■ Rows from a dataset
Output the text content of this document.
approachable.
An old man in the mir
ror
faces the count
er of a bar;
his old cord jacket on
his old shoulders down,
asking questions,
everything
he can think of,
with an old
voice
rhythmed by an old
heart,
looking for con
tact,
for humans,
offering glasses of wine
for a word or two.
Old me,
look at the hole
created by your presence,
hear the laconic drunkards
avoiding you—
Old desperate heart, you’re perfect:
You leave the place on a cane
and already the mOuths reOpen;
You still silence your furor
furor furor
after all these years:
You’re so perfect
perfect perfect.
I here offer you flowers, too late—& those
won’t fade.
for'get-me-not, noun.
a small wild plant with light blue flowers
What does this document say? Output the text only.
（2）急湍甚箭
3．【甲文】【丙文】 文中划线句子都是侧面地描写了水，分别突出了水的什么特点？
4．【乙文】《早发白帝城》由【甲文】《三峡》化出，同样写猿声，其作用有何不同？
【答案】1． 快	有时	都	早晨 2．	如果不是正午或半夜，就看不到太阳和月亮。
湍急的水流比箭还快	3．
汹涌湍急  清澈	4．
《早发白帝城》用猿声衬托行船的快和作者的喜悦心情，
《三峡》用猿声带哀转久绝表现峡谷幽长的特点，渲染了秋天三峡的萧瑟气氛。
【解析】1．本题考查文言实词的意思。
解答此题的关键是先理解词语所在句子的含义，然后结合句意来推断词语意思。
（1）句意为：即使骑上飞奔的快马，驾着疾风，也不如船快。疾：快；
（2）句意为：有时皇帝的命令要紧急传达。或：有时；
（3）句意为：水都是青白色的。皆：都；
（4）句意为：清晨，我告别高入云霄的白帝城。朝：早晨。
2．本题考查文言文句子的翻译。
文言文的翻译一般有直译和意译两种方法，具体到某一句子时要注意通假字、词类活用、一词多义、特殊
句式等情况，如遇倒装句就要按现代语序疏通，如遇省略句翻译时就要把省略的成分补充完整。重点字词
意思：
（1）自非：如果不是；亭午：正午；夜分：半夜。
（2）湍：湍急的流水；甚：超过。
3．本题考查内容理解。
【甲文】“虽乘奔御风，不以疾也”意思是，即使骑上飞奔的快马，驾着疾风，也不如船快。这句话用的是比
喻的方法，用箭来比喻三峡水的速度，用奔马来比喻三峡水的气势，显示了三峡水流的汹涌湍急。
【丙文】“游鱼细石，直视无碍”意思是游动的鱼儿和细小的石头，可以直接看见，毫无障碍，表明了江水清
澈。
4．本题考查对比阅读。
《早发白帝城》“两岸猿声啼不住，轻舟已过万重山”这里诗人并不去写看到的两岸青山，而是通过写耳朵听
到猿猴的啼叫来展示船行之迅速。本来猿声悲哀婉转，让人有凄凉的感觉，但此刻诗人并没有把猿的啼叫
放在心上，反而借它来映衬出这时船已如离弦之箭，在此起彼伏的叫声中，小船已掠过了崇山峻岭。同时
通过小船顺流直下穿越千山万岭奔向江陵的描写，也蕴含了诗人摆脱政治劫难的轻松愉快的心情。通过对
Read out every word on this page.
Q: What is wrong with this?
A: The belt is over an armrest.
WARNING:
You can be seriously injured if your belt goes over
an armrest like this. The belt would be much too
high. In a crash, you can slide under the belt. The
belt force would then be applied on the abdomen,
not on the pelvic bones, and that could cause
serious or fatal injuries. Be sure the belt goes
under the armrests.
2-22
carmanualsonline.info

■ Task goal
Repeat exactly the lines from the line containing "Read out every word on this page." through the end of the listing above; both boundary lines are part of the output.

■ Solved exercise
Read out every word on this page.
Q: What is wrong with this?
A: The belt is over an armrest.
WARNING:
You can be seriously injured if your belt goes over
an armrest like this. The belt would be much too
high. In a crash, you can slide under the belt. The
belt force would then be applied on the abdomen,
not on the pelvic bones, and that could cause
serious or fatal injuries. Be sure the belt goes
under the armrests.
2-22
carmanualsonline.info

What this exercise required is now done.